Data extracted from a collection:
Begin
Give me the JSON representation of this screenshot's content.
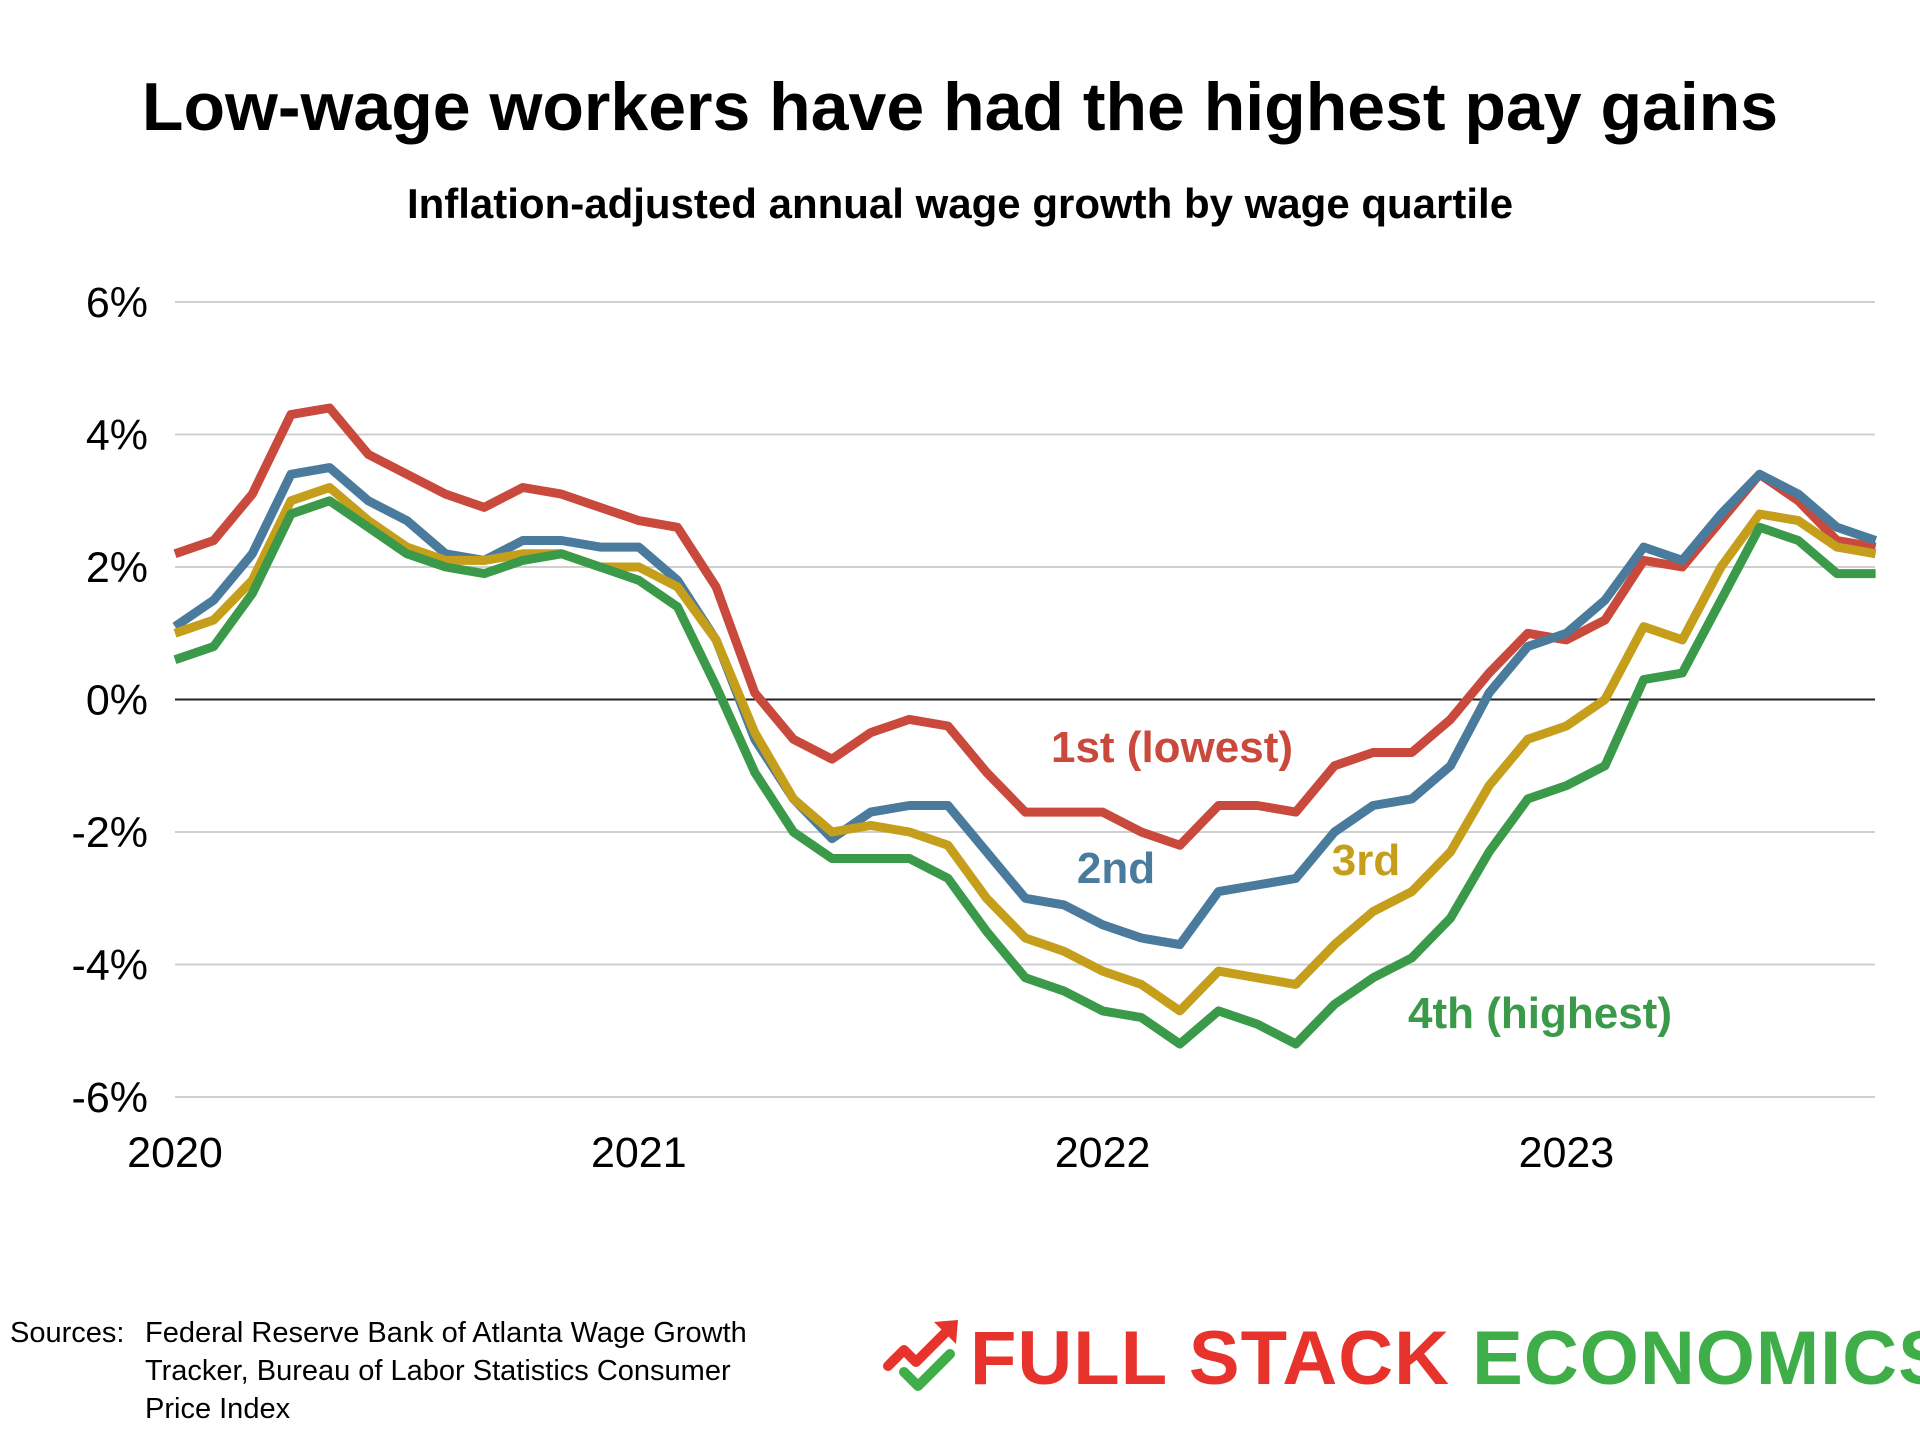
{
  "chart_data": {
    "type": "line",
    "title": "Low-wage workers have had the highest pay gains",
    "subtitle": "Inflation-adjusted annual wage growth by wage quartile",
    "xlabel": "",
    "ylabel": "",
    "x_tick_labels": [
      "2020",
      "2021",
      "2022",
      "2023"
    ],
    "y_tick_labels": [
      "6%",
      "4%",
      "2%",
      "0%",
      "-2%",
      "-4%",
      "-6%"
    ],
    "y_ticks": [
      6,
      4,
      2,
      0,
      -2,
      -4,
      -6
    ],
    "ylim": [
      -6,
      6
    ],
    "x_start_year": 2020,
    "points_per_year": 12,
    "grid": true,
    "legend": "inline labels",
    "series": [
      {
        "name": "1st (lowest)",
        "color": "#c94a3c",
        "values": [
          2.2,
          2.4,
          3.1,
          4.3,
          4.4,
          3.7,
          3.4,
          3.1,
          2.9,
          3.2,
          3.1,
          2.9,
          2.7,
          2.6,
          1.7,
          0.1,
          -0.6,
          -0.9,
          -0.5,
          -0.3,
          -0.4,
          -1.1,
          -1.7,
          -1.7,
          -1.7,
          -2.0,
          -2.2,
          -1.6,
          -1.6,
          -1.7,
          -1.0,
          -0.8,
          -0.8,
          -0.3,
          0.4,
          1.0,
          0.9,
          1.2,
          2.1,
          2.0,
          2.7,
          3.4,
          3.0,
          2.4,
          2.3
        ]
      },
      {
        "name": "2nd",
        "color": "#4a7b9d",
        "values": [
          1.1,
          1.5,
          2.2,
          3.4,
          3.5,
          3.0,
          2.7,
          2.2,
          2.1,
          2.4,
          2.4,
          2.3,
          2.3,
          1.8,
          0.9,
          -0.6,
          -1.5,
          -2.1,
          -1.7,
          -1.6,
          -1.6,
          -2.3,
          -3.0,
          -3.1,
          -3.4,
          -3.6,
          -3.7,
          -2.9,
          -2.8,
          -2.7,
          -2.0,
          -1.6,
          -1.5,
          -1.0,
          0.1,
          0.8,
          1.0,
          1.5,
          2.3,
          2.1,
          2.8,
          3.4,
          3.1,
          2.6,
          2.4
        ]
      },
      {
        "name": "3rd",
        "color": "#c59f1c",
        "values": [
          1.0,
          1.2,
          1.8,
          3.0,
          3.2,
          2.7,
          2.3,
          2.1,
          2.1,
          2.2,
          2.2,
          2.0,
          2.0,
          1.7,
          0.9,
          -0.5,
          -1.5,
          -2.0,
          -1.9,
          -2.0,
          -2.2,
          -3.0,
          -3.6,
          -3.8,
          -4.1,
          -4.3,
          -4.7,
          -4.1,
          -4.2,
          -4.3,
          -3.7,
          -3.2,
          -2.9,
          -2.3,
          -1.3,
          -0.6,
          -0.4,
          0.0,
          1.1,
          0.9,
          2.0,
          2.8,
          2.7,
          2.3,
          2.2
        ]
      },
      {
        "name": "4th (highest)",
        "color": "#3a9a4a",
        "values": [
          0.6,
          0.8,
          1.6,
          2.8,
          3.0,
          2.6,
          2.2,
          2.0,
          1.9,
          2.1,
          2.2,
          2.0,
          1.8,
          1.4,
          0.2,
          -1.1,
          -2.0,
          -2.4,
          -2.4,
          -2.4,
          -2.7,
          -3.5,
          -4.2,
          -4.4,
          -4.7,
          -4.8,
          -5.2,
          -4.7,
          -4.9,
          -5.2,
          -4.6,
          -4.2,
          -3.9,
          -3.3,
          -2.3,
          -1.5,
          -1.3,
          -1.0,
          0.3,
          0.4,
          1.5,
          2.6,
          2.4,
          1.9,
          1.9
        ]
      }
    ]
  },
  "footer": {
    "sources_label": "Sources:",
    "sources_lines": [
      "Federal Reserve Bank of Atlanta Wage Growth",
      "Tracker, Bureau of Labor Statistics Consumer",
      "Price Index"
    ]
  },
  "logo": {
    "word_red": "FULL STACK",
    "word_green": "ECONOMICS",
    "red_color": "#e8332d",
    "green_color": "#3fae49"
  }
}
End
_WHAT THIS TASK INVOLVES:_
Which lines contain "highest"? Copy each of them.

_RESPONSE TO THE TASK:_
    "title": "Low-wage workers have had the highest pay gains",
        "name": "4th (highest)",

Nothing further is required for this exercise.